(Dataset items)
########################################

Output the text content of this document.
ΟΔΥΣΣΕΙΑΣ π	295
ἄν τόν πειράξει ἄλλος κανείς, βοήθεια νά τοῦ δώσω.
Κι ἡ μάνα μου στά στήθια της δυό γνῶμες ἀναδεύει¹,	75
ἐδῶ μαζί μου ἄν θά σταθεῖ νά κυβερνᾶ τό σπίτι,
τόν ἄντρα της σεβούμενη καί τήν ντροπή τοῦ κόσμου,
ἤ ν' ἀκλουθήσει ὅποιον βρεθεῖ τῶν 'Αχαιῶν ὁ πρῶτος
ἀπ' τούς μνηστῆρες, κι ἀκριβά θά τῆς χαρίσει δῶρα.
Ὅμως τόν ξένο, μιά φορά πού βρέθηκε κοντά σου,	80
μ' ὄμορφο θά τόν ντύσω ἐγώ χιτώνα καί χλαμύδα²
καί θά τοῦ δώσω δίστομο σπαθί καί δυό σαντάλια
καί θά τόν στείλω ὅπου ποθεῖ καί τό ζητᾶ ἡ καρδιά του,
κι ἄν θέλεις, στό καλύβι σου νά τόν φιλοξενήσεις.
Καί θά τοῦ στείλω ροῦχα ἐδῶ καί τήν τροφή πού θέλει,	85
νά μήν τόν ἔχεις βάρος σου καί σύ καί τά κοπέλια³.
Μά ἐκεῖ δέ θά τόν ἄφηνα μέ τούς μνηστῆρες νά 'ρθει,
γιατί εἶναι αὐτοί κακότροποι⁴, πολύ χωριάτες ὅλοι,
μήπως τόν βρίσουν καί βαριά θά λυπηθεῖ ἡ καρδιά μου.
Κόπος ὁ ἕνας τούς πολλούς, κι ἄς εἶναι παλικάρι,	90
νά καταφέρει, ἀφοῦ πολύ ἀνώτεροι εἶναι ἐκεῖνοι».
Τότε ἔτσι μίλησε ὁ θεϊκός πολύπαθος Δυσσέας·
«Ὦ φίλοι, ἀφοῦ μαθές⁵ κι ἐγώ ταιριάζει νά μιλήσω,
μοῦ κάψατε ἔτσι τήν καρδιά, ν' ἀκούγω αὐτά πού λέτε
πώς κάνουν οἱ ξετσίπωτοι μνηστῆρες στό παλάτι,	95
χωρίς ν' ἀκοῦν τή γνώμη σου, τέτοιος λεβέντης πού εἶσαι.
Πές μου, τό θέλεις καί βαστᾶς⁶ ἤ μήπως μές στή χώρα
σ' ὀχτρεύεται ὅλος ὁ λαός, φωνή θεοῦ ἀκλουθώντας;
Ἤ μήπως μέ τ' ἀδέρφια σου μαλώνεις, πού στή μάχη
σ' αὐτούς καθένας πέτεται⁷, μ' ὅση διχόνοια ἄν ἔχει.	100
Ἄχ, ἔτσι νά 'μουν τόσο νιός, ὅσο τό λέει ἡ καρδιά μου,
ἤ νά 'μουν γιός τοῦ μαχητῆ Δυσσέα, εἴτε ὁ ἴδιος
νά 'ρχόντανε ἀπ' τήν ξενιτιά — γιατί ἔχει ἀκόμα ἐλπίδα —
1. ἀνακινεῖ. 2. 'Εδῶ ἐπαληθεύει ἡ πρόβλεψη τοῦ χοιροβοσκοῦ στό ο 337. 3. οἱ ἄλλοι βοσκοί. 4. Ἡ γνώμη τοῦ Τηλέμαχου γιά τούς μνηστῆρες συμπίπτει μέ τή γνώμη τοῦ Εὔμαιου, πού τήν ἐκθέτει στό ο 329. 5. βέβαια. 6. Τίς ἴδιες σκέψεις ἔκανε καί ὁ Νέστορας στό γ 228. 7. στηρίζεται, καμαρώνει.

########################################

• **What you should do**
Return all lines containing "γιατί".

• **Exercise answer**
γιατί εἶναι αὐτοί κακότροποι⁴, πολύ χωριάτες ὅλοι,
νά 'ρχόντανε ἀπ' τήν ξενιτιά — γιατί ἔχει ἀκόμα ἐλπίδα —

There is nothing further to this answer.